▶ [What this task involves]: Copy every line from the records below that holds the word "revisar".

***** Data entries

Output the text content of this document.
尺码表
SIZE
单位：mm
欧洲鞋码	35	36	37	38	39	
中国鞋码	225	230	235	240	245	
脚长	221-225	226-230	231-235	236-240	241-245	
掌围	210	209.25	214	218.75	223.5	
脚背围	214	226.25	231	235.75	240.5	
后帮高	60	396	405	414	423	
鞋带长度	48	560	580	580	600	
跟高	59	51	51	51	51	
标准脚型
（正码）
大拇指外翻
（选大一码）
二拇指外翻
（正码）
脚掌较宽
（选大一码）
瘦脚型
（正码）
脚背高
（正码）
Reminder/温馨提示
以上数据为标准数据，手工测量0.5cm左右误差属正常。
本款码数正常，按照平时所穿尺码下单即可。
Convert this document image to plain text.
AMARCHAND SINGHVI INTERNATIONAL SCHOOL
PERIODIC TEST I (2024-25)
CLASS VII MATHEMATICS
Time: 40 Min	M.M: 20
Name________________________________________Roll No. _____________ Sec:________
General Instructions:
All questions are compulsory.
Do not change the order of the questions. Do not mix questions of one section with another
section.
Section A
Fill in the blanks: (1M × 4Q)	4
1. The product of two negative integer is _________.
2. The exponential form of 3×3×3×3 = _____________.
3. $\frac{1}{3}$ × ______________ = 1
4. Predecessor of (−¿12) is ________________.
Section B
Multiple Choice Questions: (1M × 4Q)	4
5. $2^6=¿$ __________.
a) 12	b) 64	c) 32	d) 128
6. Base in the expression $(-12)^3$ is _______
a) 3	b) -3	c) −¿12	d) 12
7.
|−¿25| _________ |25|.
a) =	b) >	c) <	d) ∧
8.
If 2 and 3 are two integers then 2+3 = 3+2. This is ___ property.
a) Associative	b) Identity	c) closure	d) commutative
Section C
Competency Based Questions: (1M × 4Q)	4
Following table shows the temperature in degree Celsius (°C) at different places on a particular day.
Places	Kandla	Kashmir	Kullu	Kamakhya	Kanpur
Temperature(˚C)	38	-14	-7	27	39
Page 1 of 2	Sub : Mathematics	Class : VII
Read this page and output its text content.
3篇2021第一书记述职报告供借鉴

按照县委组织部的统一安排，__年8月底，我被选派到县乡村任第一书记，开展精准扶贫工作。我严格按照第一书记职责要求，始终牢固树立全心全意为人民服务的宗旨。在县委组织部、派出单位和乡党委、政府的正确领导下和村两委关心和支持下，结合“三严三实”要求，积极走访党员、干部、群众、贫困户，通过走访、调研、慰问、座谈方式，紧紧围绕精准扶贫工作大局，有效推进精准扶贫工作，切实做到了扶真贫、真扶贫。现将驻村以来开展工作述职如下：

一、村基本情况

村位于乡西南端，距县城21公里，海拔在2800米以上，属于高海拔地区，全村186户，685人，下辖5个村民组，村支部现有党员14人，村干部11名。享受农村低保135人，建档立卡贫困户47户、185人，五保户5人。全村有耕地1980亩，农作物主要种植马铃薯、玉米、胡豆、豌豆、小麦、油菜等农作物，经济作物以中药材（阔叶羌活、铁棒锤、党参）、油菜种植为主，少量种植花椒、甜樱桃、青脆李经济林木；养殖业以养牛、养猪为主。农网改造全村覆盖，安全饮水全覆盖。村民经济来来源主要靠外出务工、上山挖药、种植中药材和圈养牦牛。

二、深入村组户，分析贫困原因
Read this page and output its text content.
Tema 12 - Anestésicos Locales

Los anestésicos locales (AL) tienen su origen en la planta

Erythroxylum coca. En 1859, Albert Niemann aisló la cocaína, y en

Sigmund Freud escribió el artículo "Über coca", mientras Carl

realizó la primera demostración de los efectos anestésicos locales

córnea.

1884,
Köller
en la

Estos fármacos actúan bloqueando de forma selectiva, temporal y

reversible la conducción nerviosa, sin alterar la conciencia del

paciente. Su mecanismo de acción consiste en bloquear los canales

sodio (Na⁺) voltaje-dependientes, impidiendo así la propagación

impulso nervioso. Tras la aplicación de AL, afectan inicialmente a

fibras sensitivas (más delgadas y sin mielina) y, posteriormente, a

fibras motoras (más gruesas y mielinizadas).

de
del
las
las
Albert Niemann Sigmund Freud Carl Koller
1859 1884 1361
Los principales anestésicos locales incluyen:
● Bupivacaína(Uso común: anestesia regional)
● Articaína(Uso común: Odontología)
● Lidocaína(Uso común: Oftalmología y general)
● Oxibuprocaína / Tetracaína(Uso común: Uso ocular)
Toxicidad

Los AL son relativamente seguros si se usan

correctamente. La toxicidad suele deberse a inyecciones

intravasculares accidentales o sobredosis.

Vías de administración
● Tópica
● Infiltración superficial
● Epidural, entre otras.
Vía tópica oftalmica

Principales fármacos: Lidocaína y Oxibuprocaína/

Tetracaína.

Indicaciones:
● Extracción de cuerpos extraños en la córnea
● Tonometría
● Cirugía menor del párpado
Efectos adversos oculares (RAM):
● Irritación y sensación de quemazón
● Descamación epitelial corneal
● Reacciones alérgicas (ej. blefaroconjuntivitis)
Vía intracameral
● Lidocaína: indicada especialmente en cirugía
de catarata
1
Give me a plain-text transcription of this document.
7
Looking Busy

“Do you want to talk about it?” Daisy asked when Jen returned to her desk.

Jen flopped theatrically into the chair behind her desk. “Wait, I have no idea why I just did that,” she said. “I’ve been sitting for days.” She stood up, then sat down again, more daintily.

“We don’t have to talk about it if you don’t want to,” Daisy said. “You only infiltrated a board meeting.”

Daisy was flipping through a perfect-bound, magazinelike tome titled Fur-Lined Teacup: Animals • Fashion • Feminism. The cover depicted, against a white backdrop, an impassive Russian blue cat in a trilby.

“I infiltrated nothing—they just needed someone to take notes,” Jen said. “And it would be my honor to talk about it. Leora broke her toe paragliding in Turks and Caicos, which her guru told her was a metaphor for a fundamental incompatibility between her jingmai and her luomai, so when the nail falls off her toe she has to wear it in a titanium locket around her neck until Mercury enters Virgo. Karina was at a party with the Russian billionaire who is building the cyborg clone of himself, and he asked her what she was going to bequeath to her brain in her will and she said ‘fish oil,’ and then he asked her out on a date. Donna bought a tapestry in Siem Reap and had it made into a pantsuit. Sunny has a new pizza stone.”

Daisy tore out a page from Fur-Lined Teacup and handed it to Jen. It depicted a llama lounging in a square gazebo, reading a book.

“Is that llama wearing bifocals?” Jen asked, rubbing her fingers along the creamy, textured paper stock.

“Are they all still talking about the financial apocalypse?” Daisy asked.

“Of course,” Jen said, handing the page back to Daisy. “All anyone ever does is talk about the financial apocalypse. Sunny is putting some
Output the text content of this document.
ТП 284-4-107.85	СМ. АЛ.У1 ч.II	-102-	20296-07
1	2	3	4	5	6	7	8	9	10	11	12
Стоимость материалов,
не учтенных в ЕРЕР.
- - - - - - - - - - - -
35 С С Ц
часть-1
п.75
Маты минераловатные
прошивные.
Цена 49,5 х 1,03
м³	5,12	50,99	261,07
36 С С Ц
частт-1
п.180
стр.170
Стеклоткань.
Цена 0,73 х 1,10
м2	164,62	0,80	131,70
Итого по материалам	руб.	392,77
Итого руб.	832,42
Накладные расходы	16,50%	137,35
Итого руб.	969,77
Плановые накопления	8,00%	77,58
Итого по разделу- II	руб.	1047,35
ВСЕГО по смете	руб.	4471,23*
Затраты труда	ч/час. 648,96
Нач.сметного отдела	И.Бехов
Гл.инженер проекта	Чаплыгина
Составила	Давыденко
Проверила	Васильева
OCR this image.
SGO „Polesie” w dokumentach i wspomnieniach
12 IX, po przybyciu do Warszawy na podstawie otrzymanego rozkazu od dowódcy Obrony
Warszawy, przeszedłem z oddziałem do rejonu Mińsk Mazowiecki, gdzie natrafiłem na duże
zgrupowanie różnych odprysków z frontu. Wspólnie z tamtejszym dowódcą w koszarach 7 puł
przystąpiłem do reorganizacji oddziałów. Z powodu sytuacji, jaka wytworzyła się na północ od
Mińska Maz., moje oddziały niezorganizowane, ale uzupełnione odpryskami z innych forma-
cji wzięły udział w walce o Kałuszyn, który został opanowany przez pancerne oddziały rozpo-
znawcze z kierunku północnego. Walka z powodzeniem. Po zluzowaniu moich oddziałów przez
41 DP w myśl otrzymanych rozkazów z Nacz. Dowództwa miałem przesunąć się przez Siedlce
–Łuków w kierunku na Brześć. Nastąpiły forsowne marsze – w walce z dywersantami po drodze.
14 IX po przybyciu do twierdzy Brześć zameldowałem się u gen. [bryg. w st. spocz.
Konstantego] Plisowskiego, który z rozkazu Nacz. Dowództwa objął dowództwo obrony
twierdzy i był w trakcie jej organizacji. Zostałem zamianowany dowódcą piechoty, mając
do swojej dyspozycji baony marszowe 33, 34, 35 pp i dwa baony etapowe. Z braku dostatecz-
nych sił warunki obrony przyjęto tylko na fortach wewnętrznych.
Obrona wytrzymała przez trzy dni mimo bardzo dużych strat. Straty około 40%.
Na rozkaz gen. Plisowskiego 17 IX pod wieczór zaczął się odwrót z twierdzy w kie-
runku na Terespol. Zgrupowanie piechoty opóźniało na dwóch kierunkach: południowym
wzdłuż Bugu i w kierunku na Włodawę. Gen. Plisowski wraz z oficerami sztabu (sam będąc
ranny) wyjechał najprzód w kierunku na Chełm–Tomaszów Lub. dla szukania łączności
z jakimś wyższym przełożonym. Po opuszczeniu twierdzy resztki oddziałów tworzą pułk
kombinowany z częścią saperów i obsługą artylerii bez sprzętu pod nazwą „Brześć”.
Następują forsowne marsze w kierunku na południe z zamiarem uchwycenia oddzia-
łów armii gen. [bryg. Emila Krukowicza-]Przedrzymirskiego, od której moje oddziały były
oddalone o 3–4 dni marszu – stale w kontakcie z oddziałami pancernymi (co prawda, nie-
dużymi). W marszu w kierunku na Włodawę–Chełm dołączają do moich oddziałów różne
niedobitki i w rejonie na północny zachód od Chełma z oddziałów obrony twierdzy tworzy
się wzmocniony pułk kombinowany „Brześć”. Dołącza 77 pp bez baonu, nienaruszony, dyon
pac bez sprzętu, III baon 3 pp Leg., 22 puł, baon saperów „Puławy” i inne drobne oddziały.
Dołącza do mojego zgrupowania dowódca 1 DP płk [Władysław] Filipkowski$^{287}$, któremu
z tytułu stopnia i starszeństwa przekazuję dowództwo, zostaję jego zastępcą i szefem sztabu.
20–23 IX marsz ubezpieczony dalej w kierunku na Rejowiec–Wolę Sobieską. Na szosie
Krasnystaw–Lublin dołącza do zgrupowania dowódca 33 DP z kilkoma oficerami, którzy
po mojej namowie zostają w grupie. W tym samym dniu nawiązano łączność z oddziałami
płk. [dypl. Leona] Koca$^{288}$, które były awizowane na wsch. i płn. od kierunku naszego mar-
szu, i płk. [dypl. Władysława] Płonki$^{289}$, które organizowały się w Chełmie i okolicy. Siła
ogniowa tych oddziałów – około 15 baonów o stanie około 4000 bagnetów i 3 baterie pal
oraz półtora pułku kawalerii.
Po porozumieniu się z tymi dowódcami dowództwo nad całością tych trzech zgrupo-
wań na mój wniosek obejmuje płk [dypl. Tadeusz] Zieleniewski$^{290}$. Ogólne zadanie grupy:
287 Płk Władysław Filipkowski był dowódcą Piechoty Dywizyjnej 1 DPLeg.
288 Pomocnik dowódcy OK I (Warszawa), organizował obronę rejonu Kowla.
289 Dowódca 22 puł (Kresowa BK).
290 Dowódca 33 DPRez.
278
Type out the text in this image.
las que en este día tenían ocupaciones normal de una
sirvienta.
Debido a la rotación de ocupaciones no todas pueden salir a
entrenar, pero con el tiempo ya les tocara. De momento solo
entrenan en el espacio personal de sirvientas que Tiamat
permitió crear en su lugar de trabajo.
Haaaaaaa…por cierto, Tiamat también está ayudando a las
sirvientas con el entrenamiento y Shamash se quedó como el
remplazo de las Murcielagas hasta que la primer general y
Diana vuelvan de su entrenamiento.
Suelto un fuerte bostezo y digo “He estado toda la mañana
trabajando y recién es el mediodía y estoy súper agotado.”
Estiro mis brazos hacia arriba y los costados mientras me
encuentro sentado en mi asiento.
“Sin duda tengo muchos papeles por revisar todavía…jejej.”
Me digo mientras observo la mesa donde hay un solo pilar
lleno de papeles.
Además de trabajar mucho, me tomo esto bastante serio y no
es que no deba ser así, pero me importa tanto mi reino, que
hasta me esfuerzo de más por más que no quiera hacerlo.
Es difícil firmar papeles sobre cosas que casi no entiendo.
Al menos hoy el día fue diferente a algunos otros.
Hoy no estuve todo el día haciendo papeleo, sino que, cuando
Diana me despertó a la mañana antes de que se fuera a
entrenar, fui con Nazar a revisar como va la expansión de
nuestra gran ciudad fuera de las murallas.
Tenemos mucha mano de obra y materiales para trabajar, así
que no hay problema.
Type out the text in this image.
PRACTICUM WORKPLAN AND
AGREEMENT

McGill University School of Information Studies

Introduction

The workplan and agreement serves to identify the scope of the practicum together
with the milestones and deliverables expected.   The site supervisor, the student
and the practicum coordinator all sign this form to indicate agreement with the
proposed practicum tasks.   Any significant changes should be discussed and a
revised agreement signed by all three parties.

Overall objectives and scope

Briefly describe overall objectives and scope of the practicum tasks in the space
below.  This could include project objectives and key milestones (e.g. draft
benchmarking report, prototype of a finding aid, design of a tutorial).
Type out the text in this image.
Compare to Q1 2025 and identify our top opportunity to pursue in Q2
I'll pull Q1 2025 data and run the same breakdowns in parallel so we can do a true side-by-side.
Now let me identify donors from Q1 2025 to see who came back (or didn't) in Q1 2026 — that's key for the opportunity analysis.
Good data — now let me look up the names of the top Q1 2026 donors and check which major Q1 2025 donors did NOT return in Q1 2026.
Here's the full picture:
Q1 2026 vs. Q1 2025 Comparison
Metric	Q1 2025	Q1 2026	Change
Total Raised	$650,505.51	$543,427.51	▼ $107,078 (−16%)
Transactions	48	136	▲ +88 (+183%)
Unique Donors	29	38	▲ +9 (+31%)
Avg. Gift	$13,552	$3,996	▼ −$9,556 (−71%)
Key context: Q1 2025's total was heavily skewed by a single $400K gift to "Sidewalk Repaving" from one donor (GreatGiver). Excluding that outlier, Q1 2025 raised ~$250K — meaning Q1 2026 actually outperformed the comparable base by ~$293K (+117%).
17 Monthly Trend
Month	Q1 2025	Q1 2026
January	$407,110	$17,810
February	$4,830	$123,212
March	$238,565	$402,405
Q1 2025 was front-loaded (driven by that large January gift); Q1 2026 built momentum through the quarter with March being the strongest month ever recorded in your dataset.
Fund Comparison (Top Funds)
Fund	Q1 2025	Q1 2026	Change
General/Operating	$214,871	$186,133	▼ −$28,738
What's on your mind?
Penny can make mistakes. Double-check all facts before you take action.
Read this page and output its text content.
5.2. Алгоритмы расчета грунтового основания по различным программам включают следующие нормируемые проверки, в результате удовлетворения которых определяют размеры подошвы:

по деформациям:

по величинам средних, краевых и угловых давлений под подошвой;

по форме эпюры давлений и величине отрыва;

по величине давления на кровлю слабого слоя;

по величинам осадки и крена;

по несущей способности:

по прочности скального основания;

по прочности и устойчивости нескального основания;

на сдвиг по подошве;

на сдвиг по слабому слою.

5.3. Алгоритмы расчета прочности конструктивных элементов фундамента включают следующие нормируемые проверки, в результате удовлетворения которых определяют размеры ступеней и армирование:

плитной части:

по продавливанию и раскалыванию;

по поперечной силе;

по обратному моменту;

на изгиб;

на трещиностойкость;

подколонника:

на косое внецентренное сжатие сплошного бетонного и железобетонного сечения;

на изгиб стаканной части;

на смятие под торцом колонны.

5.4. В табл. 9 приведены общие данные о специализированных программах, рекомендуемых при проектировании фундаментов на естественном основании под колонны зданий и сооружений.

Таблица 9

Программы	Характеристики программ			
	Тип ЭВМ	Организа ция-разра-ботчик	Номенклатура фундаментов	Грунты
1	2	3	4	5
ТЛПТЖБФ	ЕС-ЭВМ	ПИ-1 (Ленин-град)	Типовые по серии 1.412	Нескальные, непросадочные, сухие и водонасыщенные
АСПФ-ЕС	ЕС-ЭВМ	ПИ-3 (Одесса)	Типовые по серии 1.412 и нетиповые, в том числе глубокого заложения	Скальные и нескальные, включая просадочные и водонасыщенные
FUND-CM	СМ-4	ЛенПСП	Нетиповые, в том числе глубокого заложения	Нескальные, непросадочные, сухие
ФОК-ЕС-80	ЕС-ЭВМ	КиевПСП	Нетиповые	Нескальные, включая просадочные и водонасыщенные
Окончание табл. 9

**********

▶ [Output for this exercise]:
“Sin duda tengo muchos papeles por revisar todavía…jejej.”
entrenar, fui con Nazar a revisar como va la expansión de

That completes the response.